**Exercise**
In the data that follows, find each line containing "bloqueo" and copy it.

**Data section**
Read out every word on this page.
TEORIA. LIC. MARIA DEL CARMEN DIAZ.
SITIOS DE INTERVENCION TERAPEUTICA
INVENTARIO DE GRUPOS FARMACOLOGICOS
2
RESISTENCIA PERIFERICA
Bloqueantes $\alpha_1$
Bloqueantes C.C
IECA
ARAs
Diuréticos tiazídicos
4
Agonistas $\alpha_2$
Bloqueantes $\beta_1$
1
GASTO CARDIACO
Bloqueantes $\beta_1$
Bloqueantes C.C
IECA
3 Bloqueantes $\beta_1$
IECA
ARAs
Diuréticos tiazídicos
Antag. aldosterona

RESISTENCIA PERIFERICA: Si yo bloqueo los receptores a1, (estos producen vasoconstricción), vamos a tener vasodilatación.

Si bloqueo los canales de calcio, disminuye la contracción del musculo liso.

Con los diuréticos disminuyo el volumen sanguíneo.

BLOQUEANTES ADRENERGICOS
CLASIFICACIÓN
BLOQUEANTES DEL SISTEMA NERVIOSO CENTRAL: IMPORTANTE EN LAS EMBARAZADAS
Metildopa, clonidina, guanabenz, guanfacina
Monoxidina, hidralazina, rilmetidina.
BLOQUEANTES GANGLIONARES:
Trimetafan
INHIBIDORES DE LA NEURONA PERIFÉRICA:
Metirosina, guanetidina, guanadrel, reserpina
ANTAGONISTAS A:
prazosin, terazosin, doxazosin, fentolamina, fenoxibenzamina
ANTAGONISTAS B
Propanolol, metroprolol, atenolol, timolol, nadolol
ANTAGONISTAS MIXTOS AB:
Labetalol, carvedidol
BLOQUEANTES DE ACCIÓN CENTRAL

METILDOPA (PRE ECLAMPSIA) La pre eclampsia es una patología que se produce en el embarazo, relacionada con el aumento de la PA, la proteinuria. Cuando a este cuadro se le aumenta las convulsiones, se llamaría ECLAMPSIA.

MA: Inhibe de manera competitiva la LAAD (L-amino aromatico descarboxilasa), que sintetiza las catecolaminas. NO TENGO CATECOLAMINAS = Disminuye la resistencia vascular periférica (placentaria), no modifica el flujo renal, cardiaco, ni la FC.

**Task solution**
RESISTENCIA PERIFERICA: Si yo bloqueo los receptores a1, (estos producen vasoconstricción), vamos a tener vasodilatación.
Si bloqueo los canales de calcio, disminuye la contracción del musculo liso.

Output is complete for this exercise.